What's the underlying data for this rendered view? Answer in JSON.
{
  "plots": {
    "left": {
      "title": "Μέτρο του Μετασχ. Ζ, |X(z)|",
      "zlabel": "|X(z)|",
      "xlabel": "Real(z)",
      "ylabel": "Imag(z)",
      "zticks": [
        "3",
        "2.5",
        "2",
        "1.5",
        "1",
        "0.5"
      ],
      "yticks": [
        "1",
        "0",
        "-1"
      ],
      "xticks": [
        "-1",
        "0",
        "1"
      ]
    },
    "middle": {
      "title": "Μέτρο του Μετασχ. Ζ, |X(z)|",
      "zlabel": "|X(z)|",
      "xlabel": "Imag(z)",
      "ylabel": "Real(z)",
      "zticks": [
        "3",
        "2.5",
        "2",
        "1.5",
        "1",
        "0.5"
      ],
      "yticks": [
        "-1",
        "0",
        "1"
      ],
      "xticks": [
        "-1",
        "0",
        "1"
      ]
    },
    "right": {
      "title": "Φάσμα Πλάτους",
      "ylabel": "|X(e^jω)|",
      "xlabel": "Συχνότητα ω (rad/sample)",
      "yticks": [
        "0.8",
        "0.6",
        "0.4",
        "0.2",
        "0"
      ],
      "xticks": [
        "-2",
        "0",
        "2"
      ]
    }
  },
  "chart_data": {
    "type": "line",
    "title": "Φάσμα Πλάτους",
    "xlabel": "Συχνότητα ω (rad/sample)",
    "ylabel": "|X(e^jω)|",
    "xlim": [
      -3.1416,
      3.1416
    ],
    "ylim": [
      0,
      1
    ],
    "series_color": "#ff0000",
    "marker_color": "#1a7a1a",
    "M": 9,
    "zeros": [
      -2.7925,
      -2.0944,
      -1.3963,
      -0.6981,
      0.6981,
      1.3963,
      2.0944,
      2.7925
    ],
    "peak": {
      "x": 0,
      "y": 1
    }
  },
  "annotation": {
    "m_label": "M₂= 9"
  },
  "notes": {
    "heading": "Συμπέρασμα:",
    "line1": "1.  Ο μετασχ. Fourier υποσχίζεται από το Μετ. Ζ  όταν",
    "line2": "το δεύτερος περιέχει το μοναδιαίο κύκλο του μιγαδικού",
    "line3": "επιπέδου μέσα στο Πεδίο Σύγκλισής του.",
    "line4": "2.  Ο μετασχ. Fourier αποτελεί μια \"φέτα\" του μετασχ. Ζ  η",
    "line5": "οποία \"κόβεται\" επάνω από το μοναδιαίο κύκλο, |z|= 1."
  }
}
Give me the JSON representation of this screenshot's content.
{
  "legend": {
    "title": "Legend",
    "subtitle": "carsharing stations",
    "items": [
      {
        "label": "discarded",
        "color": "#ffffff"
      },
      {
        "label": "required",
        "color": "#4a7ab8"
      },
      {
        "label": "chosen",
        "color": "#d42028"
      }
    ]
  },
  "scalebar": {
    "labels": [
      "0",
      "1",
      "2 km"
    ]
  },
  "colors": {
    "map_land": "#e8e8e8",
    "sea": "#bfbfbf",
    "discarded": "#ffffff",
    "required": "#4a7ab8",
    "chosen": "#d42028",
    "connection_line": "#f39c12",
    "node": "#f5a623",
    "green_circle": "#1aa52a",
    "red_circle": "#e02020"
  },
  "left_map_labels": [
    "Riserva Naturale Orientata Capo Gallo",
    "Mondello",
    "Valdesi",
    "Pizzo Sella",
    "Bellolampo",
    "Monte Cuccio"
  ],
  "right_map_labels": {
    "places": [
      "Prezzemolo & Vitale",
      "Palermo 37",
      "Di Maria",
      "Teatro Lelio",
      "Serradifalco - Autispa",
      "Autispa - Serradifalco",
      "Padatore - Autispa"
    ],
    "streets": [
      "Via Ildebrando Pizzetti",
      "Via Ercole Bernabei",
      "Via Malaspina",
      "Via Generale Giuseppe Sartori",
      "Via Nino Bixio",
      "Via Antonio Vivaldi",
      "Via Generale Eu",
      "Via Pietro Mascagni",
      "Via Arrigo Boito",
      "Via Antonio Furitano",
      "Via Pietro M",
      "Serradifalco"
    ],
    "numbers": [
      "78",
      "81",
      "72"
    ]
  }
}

•••

• THE REQUEST:
Within the material above, find the lines that contain the word "Serradifalco"; copy them.

• WRITTEN ANSWER:
      "Serradifalco - Autispa",
      "Autispa - Serradifalco",
      "Serradifalco"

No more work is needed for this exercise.